> **YOUR INSTRUCTIONS**: Set down the full listing exactly, character for character.

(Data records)
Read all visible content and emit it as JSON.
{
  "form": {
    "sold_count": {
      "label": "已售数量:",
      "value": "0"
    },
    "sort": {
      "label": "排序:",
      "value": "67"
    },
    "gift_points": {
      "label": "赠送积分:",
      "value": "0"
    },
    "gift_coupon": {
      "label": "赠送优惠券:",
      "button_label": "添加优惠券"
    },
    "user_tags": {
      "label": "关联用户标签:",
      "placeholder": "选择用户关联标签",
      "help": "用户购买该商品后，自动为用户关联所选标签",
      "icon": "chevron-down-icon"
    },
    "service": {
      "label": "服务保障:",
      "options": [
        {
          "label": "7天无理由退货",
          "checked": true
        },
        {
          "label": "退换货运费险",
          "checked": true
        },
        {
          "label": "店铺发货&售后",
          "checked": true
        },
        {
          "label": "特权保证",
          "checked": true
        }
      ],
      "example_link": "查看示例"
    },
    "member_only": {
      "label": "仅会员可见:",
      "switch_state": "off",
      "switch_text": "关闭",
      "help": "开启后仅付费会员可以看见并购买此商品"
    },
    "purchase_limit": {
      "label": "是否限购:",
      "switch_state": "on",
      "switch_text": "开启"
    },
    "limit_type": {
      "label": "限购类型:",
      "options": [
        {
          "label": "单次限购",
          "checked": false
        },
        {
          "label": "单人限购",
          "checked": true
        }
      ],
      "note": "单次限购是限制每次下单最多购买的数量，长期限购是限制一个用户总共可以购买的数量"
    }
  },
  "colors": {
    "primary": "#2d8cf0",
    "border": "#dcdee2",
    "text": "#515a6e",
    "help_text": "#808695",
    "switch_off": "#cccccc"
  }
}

> **OUTPUT OF THE EXERCISE**:
Read all visible content and emit it as JSON.
{
  "form": {
    "sold_count": {
      "label": "已售数量:",
      "value": "0"
    },
    "sort": {
      "label": "排序:",
      "value": "67"
    },
    "gift_points": {
      "label": "赠送积分:",
      "value": "0"
    },
    "gift_coupon": {
      "label": "赠送优惠券:",
      "button_label": "添加优惠券"
    },
    "user_tags": {
      "label": "关联用户标签:",
      "placeholder": "选择用户关联标签",
      "help": "用户购买该商品后，自动为用户关联所选标签",
      "icon": "chevron-down-icon"
    },
    "service": {
      "label": "服务保障:",
      "options": [
        {
          "label": "7天无理由退货",
          "checked": true
        },
        {
          "label": "退换货运费险",
          "checked": true
        },
        {
          "label": "店铺发货&售后",
          "checked": true
        },
        {
          "label": "特权保证",
          "checked": true
        }
      ],
      "example_link": "查看示例"
    },
    "member_only": {
      "label": "仅会员可见:",
      "switch_state": "off",
      "switch_text": "关闭",
      "help": "开启后仅付费会员可以看见并购买此商品"
    },
    "purchase_limit": {
      "label": "是否限购:",
      "switch_state": "on",
      "switch_text": "开启"
    },
    "limit_type": {
      "label": "限购类型:",
      "options": [
        {
          "label": "单次限购",
          "checked": false
        },
        {
          "label": "单人限购",
          "checked": true
        }
      ],
      "note": "单次限购是限制每次下单最多购买的数量，长期限购是限制一个用户总共可以购买的数量"
    }
  },
  "colors": {
    "primary": "#2d8cf0",
    "border": "#dcdee2",
    "text": "#515a6e",
    "help_text": "#808695",
    "switch_off": "#cccccc"
  }
}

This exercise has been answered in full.